Written task:
What is the number of lines in the data that hold the string "全动态PE"? Reply with that number only.

Source records:
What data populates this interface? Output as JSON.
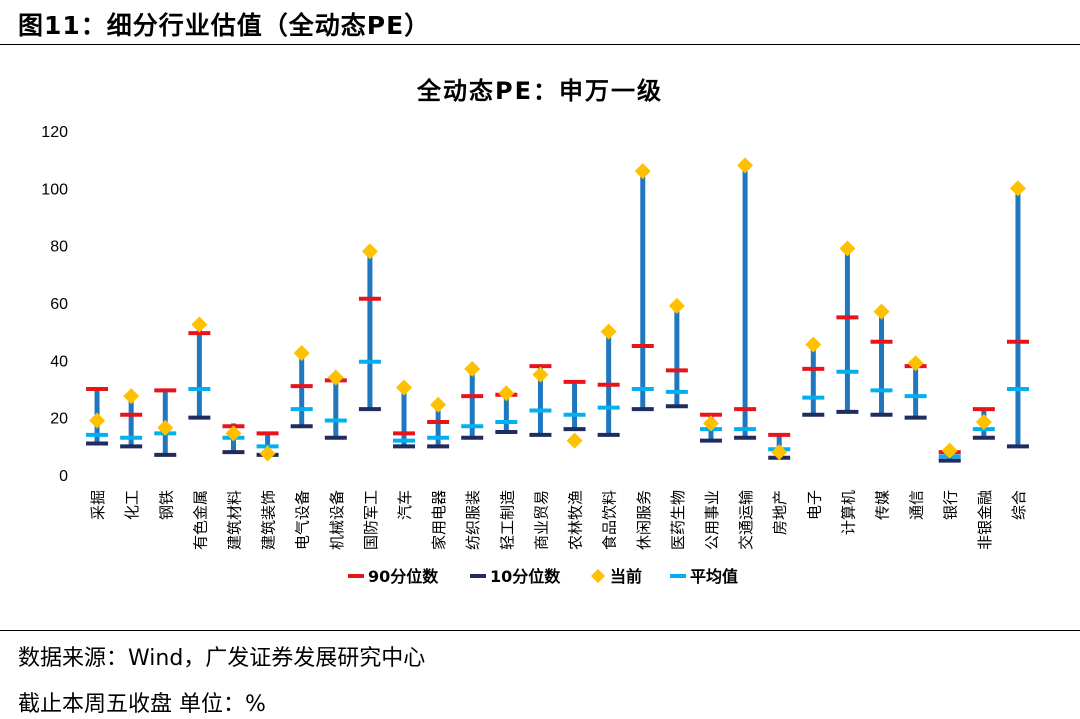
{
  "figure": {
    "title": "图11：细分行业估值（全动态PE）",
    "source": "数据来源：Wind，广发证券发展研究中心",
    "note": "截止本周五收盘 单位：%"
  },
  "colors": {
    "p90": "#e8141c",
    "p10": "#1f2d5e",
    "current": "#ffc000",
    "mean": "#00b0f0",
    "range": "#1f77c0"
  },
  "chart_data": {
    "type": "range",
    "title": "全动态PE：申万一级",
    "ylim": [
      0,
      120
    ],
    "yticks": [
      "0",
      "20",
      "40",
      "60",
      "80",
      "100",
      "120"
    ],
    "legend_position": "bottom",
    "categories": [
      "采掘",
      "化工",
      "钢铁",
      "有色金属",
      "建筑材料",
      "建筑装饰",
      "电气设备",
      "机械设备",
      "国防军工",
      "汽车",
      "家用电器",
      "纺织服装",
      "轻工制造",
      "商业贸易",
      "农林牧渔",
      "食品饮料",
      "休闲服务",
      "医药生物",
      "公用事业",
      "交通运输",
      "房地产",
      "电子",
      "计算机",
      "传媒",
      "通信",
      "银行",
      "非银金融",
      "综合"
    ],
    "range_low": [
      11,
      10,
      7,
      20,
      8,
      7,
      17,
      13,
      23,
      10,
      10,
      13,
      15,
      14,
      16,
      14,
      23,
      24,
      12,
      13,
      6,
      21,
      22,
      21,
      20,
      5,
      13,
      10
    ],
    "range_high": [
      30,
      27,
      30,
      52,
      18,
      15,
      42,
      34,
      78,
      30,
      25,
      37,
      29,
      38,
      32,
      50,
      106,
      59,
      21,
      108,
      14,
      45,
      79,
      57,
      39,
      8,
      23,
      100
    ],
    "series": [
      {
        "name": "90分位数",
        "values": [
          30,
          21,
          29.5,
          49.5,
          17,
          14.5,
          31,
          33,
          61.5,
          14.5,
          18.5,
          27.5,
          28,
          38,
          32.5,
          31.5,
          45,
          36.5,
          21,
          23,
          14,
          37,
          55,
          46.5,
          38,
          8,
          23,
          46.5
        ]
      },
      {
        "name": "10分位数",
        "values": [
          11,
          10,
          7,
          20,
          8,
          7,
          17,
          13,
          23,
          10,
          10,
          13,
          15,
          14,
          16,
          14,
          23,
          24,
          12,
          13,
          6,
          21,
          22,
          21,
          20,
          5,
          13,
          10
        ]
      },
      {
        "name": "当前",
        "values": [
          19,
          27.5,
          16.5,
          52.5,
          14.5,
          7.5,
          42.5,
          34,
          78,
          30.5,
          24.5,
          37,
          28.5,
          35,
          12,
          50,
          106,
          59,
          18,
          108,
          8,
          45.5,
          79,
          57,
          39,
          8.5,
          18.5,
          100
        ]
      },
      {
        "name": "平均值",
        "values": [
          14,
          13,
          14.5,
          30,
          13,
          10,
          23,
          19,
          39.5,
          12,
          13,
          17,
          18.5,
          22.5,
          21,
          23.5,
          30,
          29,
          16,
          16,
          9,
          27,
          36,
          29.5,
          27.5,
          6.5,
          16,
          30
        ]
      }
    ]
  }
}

Final result:
2